Check each line of the listing for the word "실습시간도" and give only the number of lines that have it.
======
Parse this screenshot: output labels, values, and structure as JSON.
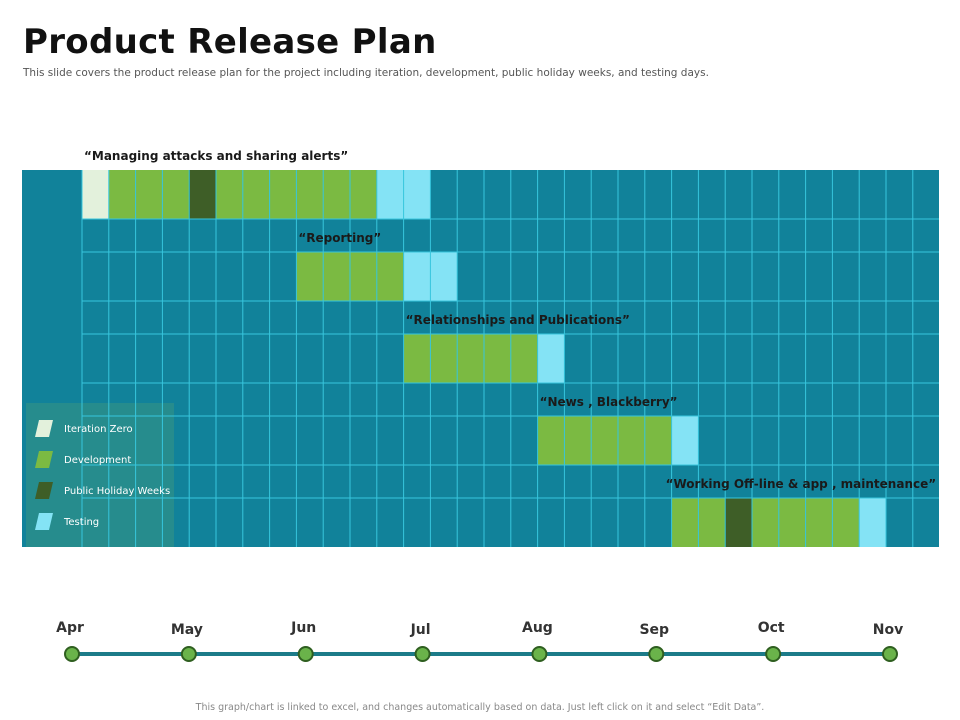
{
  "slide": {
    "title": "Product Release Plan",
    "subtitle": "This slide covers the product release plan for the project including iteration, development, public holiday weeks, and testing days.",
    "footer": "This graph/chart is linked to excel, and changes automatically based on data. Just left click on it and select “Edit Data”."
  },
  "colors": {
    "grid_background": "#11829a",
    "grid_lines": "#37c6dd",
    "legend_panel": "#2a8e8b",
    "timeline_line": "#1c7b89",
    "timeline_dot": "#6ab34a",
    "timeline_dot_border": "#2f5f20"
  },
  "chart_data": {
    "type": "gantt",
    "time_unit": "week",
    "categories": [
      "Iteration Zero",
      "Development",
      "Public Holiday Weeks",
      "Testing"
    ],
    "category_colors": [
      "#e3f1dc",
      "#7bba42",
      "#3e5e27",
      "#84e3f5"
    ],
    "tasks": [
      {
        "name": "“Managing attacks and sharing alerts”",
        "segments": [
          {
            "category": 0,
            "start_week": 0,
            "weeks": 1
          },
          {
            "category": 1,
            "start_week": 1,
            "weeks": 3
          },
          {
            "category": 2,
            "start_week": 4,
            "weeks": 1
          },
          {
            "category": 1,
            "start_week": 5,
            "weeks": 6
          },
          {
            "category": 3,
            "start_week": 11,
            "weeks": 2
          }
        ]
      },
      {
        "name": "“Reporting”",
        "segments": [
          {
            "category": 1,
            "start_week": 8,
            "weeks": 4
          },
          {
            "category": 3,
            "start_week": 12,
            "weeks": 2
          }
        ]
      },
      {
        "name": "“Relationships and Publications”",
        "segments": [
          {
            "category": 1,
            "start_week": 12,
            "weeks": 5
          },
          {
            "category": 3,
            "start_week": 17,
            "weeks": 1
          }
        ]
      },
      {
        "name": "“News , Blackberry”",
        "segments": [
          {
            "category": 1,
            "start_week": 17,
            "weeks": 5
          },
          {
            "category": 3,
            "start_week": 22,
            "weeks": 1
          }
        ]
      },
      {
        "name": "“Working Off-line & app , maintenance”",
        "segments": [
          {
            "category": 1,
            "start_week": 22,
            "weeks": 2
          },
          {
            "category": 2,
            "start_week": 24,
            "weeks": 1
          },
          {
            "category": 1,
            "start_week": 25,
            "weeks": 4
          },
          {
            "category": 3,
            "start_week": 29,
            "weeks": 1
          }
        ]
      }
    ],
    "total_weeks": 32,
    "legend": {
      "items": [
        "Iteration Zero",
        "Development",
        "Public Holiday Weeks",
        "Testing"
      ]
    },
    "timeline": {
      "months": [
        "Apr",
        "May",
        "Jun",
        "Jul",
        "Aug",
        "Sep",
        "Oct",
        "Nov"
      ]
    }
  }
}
======
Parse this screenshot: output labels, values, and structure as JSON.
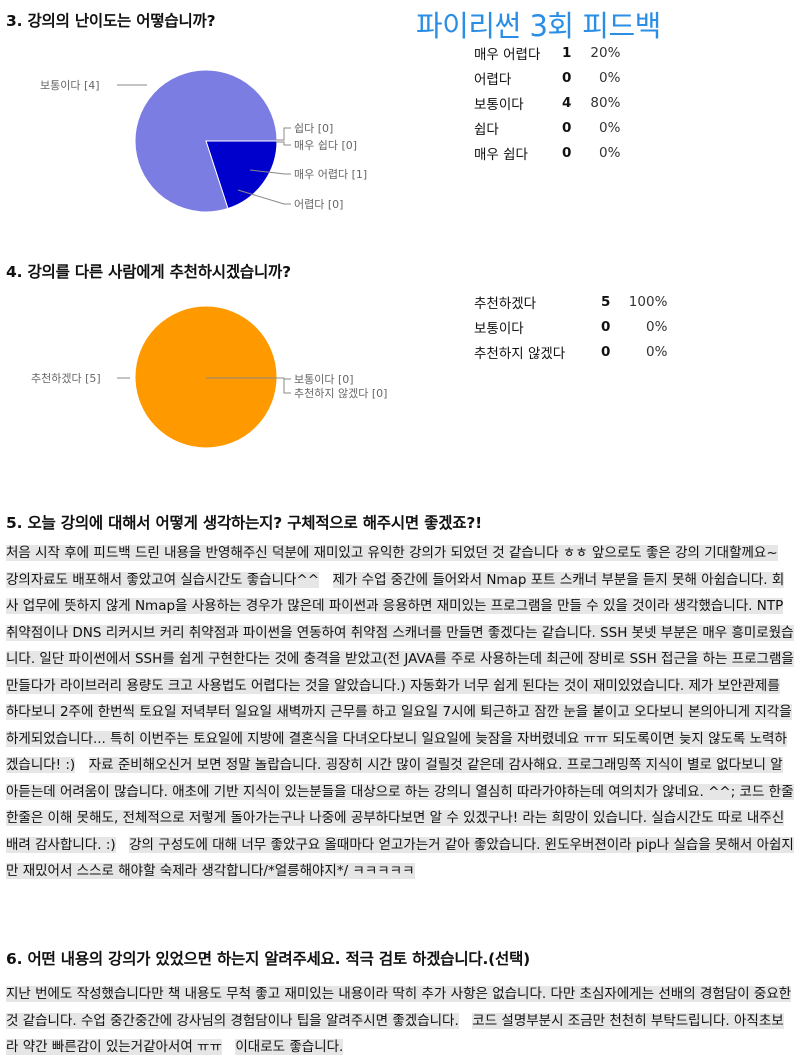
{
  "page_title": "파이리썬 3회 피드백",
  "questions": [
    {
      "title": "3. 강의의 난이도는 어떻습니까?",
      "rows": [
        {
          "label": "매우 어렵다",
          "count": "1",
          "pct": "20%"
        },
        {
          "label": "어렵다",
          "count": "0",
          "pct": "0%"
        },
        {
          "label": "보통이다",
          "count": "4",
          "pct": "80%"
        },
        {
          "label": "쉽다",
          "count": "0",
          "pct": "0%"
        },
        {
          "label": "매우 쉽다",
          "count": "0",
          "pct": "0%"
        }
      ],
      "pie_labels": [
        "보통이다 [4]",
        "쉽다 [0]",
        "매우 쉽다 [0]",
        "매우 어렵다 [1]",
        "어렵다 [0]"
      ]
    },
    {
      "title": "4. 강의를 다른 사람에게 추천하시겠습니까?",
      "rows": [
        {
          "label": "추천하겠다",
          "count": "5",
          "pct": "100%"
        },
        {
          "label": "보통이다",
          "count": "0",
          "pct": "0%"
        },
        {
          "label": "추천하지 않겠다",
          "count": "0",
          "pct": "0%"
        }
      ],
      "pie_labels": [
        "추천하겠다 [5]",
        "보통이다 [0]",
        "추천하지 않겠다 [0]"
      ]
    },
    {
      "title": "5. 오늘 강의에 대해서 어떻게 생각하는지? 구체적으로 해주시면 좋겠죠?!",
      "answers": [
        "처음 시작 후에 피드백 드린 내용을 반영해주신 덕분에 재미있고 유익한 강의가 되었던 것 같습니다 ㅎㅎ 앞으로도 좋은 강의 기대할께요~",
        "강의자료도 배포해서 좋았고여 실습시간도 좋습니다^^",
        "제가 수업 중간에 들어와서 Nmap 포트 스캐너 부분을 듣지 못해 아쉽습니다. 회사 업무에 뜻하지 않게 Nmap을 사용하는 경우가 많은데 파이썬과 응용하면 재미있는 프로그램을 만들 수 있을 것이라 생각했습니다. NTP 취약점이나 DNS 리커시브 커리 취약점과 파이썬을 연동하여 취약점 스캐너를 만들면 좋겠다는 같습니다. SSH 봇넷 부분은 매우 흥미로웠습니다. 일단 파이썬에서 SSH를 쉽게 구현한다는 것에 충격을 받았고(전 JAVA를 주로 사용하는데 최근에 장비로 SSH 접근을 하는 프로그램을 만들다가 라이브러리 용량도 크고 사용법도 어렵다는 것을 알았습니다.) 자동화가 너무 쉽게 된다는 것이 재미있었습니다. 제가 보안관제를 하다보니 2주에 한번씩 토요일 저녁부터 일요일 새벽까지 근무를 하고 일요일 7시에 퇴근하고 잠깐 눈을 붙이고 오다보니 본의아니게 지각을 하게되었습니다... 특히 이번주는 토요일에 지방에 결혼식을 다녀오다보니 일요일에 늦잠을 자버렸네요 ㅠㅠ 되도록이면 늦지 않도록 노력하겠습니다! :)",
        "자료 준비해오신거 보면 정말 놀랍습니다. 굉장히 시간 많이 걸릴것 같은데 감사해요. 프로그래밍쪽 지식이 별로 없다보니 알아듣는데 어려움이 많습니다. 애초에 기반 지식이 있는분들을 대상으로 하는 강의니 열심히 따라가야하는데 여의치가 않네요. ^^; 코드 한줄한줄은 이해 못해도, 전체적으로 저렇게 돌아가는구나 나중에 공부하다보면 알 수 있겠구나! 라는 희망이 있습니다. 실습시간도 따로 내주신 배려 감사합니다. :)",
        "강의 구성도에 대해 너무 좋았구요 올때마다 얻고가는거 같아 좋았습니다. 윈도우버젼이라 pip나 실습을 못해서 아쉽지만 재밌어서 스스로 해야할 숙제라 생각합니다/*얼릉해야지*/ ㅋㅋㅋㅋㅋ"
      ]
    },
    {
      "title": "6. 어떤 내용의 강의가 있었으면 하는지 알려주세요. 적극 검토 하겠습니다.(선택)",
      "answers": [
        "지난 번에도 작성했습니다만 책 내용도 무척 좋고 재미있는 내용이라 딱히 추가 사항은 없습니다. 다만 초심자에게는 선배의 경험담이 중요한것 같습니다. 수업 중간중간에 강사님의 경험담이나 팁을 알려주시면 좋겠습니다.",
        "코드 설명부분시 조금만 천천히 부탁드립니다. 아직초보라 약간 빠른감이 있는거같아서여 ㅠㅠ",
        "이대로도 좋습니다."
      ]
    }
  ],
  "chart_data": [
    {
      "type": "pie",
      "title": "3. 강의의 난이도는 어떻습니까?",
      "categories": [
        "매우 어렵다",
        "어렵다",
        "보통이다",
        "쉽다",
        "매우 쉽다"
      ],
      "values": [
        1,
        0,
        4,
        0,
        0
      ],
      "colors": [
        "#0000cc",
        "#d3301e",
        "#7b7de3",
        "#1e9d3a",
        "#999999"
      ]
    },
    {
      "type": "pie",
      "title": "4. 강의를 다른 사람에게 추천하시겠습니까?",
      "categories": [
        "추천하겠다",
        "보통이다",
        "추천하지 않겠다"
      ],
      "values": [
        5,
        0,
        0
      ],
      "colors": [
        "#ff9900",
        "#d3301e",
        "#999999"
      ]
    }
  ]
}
======
◆ Solution for this exercise:
2